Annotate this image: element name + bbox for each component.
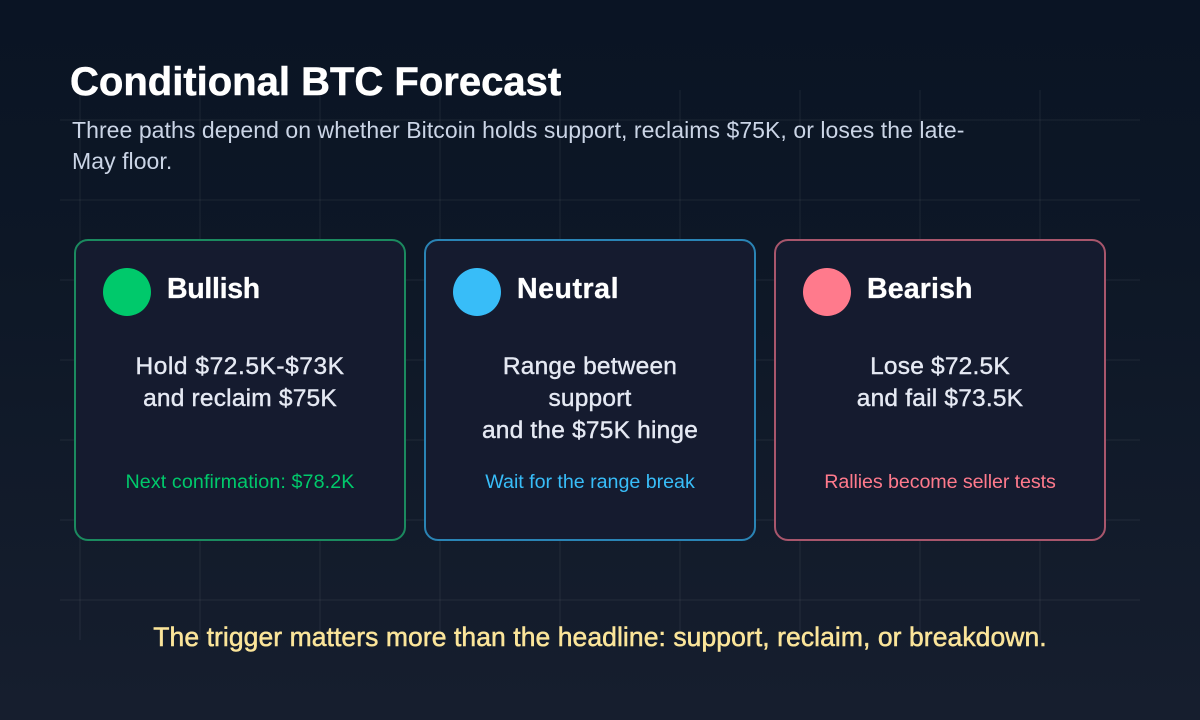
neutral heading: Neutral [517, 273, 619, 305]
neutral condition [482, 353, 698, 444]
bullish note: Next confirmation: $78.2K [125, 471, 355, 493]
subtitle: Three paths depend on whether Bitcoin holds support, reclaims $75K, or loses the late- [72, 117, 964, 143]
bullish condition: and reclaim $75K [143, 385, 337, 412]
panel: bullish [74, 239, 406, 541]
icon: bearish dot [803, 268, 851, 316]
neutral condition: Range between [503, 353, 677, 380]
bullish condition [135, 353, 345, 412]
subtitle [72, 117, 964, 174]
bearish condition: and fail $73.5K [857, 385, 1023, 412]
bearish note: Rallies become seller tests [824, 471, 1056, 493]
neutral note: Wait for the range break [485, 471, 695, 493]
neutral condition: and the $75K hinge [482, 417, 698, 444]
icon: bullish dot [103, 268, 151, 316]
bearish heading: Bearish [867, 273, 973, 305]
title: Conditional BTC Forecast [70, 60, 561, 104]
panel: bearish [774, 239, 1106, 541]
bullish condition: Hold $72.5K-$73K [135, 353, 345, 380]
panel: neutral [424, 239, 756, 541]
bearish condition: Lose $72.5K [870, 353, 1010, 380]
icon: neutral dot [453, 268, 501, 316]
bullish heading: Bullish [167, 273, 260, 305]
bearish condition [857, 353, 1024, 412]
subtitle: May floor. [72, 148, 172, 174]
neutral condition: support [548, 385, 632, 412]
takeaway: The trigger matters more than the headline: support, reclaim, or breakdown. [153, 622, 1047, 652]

• [Task statement] Copy everything from the line containing "neutral heading: Neutral [517, 273, 619, 305]" down to the line containing "bearish condition: and", both of those lines included, without changing anything.

• [Reply]
neutral heading: Neutral [517, 273, 619, 305]
neutral condition [482, 353, 698, 444]
bullish note: Next confirmation: $78.2K [125, 471, 355, 493]
subtitle: Three paths depend on whether Bitcoin holds support, reclaims $75K, or loses the late- [72, 117, 964, 143]
bullish condition: and reclaim $75K [143, 385, 337, 412]
panel: bullish [74, 239, 406, 541]
icon: bearish dot [803, 268, 851, 316]
neutral condition: Range between [503, 353, 677, 380]
bullish condition [135, 353, 345, 412]
subtitle [72, 117, 964, 174]
bearish condition: and fail $73.5K [857, 385, 1023, 412]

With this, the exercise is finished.